• [DIRECTIVE] Reproduce every entry exactly and leave its pictures out.

• [DATA RECORDS]
══════
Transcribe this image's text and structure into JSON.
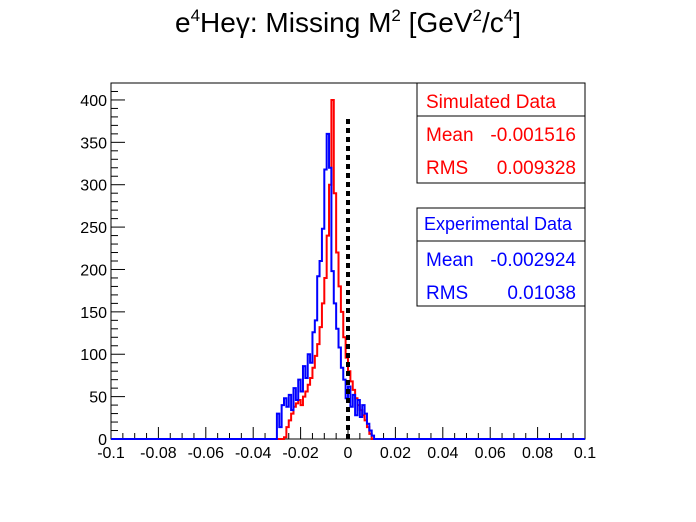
{
  "chart_data": {
    "type": "line",
    "title": {
      "prefix": "e",
      "sup1": "4",
      "mid": "He",
      "greek": "γ",
      "rest": ": Missing M",
      "sup2": "2",
      "bracket_open": " [GeV",
      "sup3": "2",
      "slash": "/c",
      "sup4": "4",
      "bracket_close": "]"
    },
    "xlim": [
      -0.1,
      0.1
    ],
    "ylim": [
      0,
      420
    ],
    "x_ticks": [
      "-0.1",
      "-0.08",
      "-0.06",
      "-0.04",
      "-0.02",
      "0",
      "0.02",
      "0.04",
      "0.06",
      "0.08",
      "0.1"
    ],
    "x_tick_values": [
      -0.1,
      -0.08,
      -0.06,
      -0.04,
      -0.02,
      0,
      0.02,
      0.04,
      0.06,
      0.08,
      0.1
    ],
    "y_ticks": [
      "0",
      "50",
      "100",
      "150",
      "200",
      "250",
      "300",
      "350",
      "400"
    ],
    "y_tick_values": [
      0,
      50,
      100,
      150,
      200,
      250,
      300,
      350,
      400
    ],
    "cut_line_x": 0,
    "cut_line_ymax": 380,
    "bin_width": 0.001,
    "bin_start": -0.1,
    "series": [
      {
        "name": "Simulated Data",
        "color": "#ff0000",
        "bins_x_start": -0.027,
        "values": [
          2,
          14,
          22,
          30,
          38,
          42,
          46,
          40,
          50,
          56,
          64,
          72,
          84,
          98,
          112,
          132,
          160,
          190,
          240,
          300,
          400,
          290,
          220,
          180,
          150,
          120,
          96,
          80,
          68,
          58,
          48,
          40,
          34,
          28,
          22,
          14,
          6,
          0
        ]
      },
      {
        "name": "Experimental Data",
        "color": "#0000ff",
        "bins_x_start": -0.03,
        "values": [
          30,
          14,
          40,
          48,
          38,
          52,
          34,
          60,
          46,
          70,
          56,
          86,
          72,
          100,
          90,
          126,
          140,
          192,
          210,
          248,
          318,
          360,
          320,
          198,
          160,
          130,
          108,
          84,
          70,
          48,
          62,
          38,
          52,
          28,
          46,
          26,
          40,
          30,
          18,
          10,
          4,
          0
        ]
      }
    ],
    "legend": [
      {
        "heading": "Simulated Data",
        "mean_label": "Mean",
        "mean_value": "-0.001516",
        "rms_label": "RMS",
        "rms_value": "0.009328",
        "color": "#ff0000"
      },
      {
        "heading": "Experimental Data",
        "mean_label": "Mean",
        "mean_value": "-0.002924",
        "rms_label": "RMS",
        "rms_value": "0.01038",
        "color": "#0000ff"
      }
    ]
  }
}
══════
• [TASK SOLUTION]
Transcribe this image's text and structure into JSON.
{
  "chart_data": {
    "type": "line",
    "title": {
      "prefix": "e",
      "sup1": "4",
      "mid": "He",
      "greek": "γ",
      "rest": ": Missing M",
      "sup2": "2",
      "bracket_open": " [GeV",
      "sup3": "2",
      "slash": "/c",
      "sup4": "4",
      "bracket_close": "]"
    },
    "xlim": [
      -0.1,
      0.1
    ],
    "ylim": [
      0,
      420
    ],
    "x_ticks": [
      "-0.1",
      "-0.08",
      "-0.06",
      "-0.04",
      "-0.02",
      "0",
      "0.02",
      "0.04",
      "0.06",
      "0.08",
      "0.1"
    ],
    "x_tick_values": [
      -0.1,
      -0.08,
      -0.06,
      -0.04,
      -0.02,
      0,
      0.02,
      0.04,
      0.06,
      0.08,
      0.1
    ],
    "y_ticks": [
      "0",
      "50",
      "100",
      "150",
      "200",
      "250",
      "300",
      "350",
      "400"
    ],
    "y_tick_values": [
      0,
      50,
      100,
      150,
      200,
      250,
      300,
      350,
      400
    ],
    "cut_line_x": 0,
    "cut_line_ymax": 380,
    "bin_width": 0.001,
    "bin_start": -0.1,
    "series": [
      {
        "name": "Simulated Data",
        "color": "#ff0000",
        "bins_x_start": -0.027,
        "values": [
          2,
          14,
          22,
          30,
          38,
          42,
          46,
          40,
          50,
          56,
          64,
          72,
          84,
          98,
          112,
          132,
          160,
          190,
          240,
          300,
          400,
          290,
          220,
          180,
          150,
          120,
          96,
          80,
          68,
          58,
          48,
          40,
          34,
          28,
          22,
          14,
          6,
          0
        ]
      },
      {
        "name": "Experimental Data",
        "color": "#0000ff",
        "bins_x_start": -0.03,
        "values": [
          30,
          14,
          40,
          48,
          38,
          52,
          34,
          60,
          46,
          70,
          56,
          86,
          72,
          100,
          90,
          126,
          140,
          192,
          210,
          248,
          318,
          360,
          320,
          198,
          160,
          130,
          108,
          84,
          70,
          48,
          62,
          38,
          52,
          28,
          46,
          26,
          40,
          30,
          18,
          10,
          4,
          0
        ]
      }
    ],
    "legend": [
      {
        "heading": "Simulated Data",
        "mean_label": "Mean",
        "mean_value": "-0.001516",
        "rms_label": "RMS",
        "rms_value": "0.009328",
        "color": "#ff0000"
      },
      {
        "heading": "Experimental Data",
        "mean_label": "Mean",
        "mean_value": "-0.002924",
        "rms_label": "RMS",
        "rms_value": "0.01038",
        "color": "#0000ff"
      }
    ]
  }
}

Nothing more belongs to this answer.